Exercise aim:
The material below should be written out in full and exactly; pictures stay out of the copy.

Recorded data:
***
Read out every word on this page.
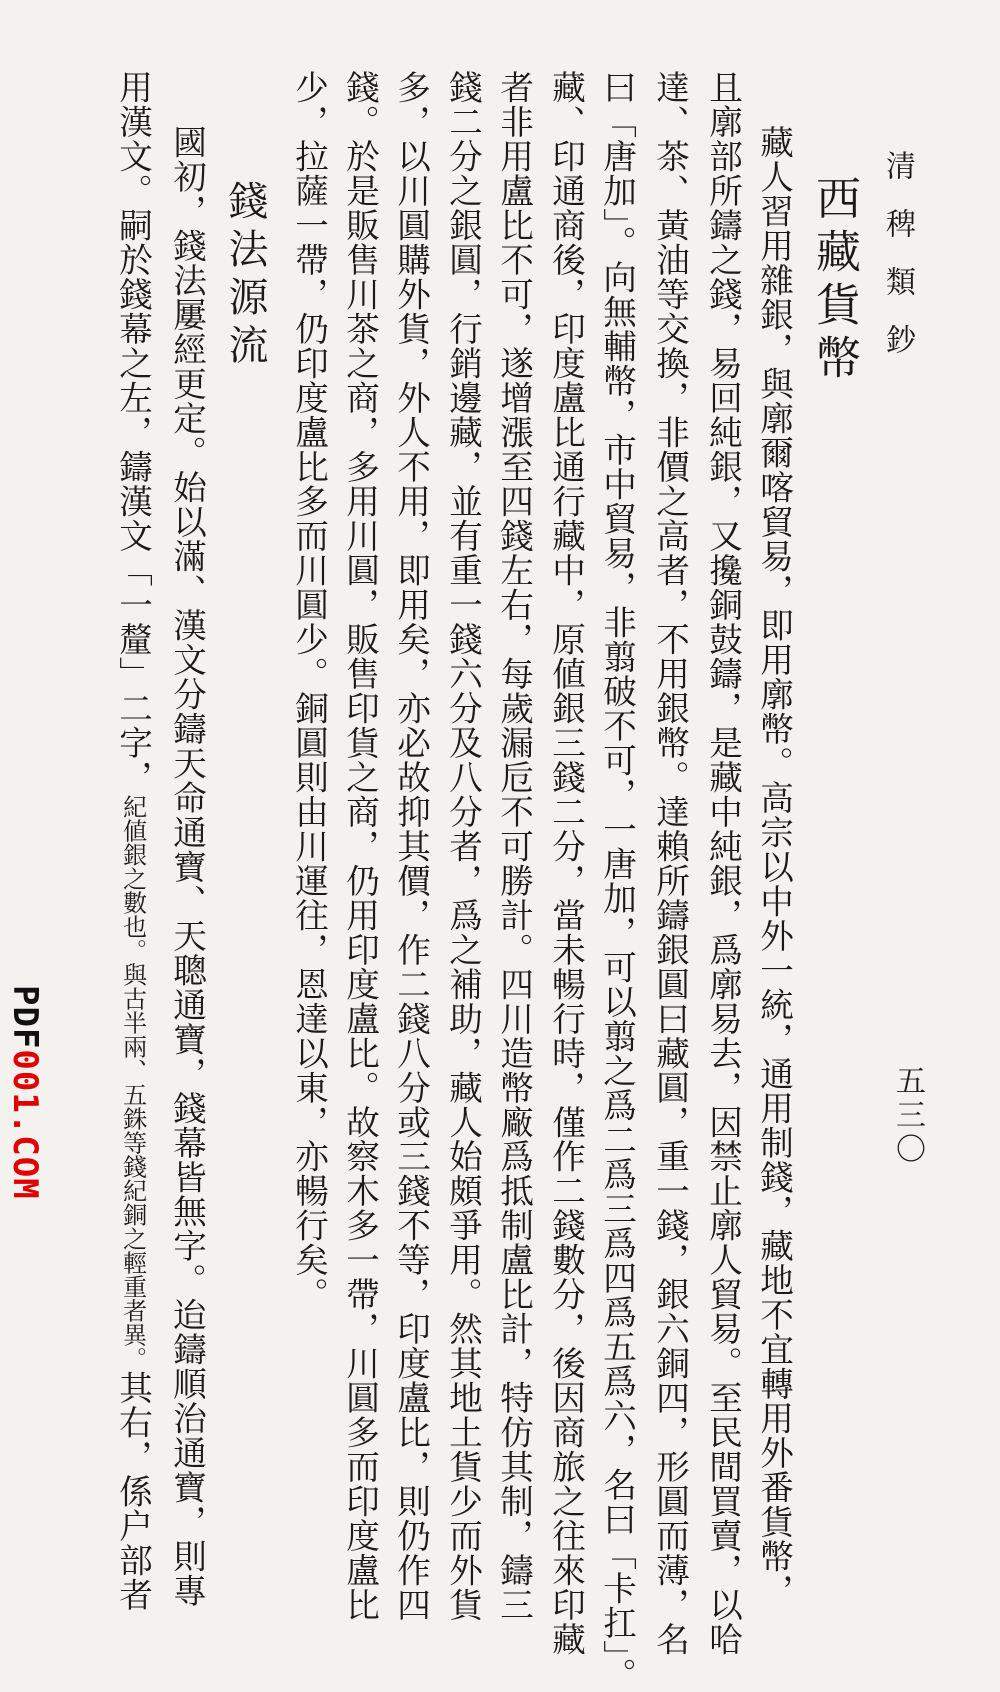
清稗類鈔
五三〇
西藏貨幣
藏人習用雜銀，與廓爾喀貿易，即用廓幣。高宗以中外一統，通用制錢，藏地不宜轉用外番貨幣，
且廓部所鑄之錢，易回純銀，又攙銅鼓鑄，是藏中純銀，爲廓易去，因禁止廓人貿易。至民間買賣，以哈
達、茶、黃油等交換，非價之高者，不用銀幣。達賴所鑄銀圓曰藏圓，重一錢，銀六銅四，形圓而薄，名
曰「唐加」。向無輔幣，市中貿易，非翦破不可，一唐加，可以翦之爲二爲三爲四爲五爲六，名曰「卡扛」。
藏、印通商後，印度盧比通行藏中，原値銀三錢二分，當未暢行時，僅作二錢數分，後因商旅之往來印藏
者非用盧比不可，遂增漲至四錢左右，每歲漏卮不可勝計。四川造幣廠爲抵制盧比計，特仿其制，鑄三
錢二分之銀圓，行銷邊藏，並有重一錢六分及八分者，爲之補助，藏人始頗爭用。然其地土貨少而外貨
多，以川圓購外貨，外人不用，即用矣，亦必故抑其價，作二錢八分或三錢不等，印度盧比，則仍作四
錢。於是販售川茶之商，多用川圓，販售印貨之商，仍用印度盧比。故察木多一帶，川圓多而印度盧比
少，拉薩一帶，仍印度盧比多而川圓少。銅圓則由川運往，恩達以東，亦暢行矣。
錢法源流
國初，錢法屢經更定。始以滿、漢文分鑄天命通寶、天聰通寶，錢幕皆無字。迨鑄順治通寶，則專
用漢文。嗣於錢幕之左，鑄漢文「一釐」二字，紀値銀之數也。與古半兩、五銖等錢紀銅之輕重者異。其右，係户部者
PDF001.COM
***
Answer:
Read out every word on this page.
清稗類鈔
五三〇
西藏貨幣
藏人習用雜銀，與廓爾喀貿易，即用廓幣。高宗以中外一統，通用制錢，藏地不宜轉用外番貨幣，
且廓部所鑄之錢，易回純銀，又攙銅鼓鑄，是藏中純銀，爲廓易去，因禁止廓人貿易。至民間買賣，以哈
達、茶、黃油等交換，非價之高者，不用銀幣。達賴所鑄銀圓曰藏圓，重一錢，銀六銅四，形圓而薄，名
曰「唐加」。向無輔幣，市中貿易，非翦破不可，一唐加，可以翦之爲二爲三爲四爲五爲六，名曰「卡扛」。
藏、印通商後，印度盧比通行藏中，原値銀三錢二分，當未暢行時，僅作二錢數分，後因商旅之往來印藏
者非用盧比不可，遂增漲至四錢左右，每歲漏卮不可勝計。四川造幣廠爲抵制盧比計，特仿其制，鑄三
錢二分之銀圓，行銷邊藏，並有重一錢六分及八分者，爲之補助，藏人始頗爭用。然其地土貨少而外貨
多，以川圓購外貨，外人不用，即用矣，亦必故抑其價，作二錢八分或三錢不等，印度盧比，則仍作四
錢。於是販售川茶之商，多用川圓，販售印貨之商，仍用印度盧比。故察木多一帶，川圓多而印度盧比
少，拉薩一帶，仍印度盧比多而川圓少。銅圓則由川運往，恩達以東，亦暢行矣。
錢法源流
國初，錢法屢經更定。始以滿、漢文分鑄天命通寶、天聰通寶，錢幕皆無字。迨鑄順治通寶，則專
用漢文。嗣於錢幕之左，鑄漢文「一釐」二字，紀値銀之數也。與古半兩、五銖等錢紀銅之輕重者異。其右，係户部者
PDF001.COM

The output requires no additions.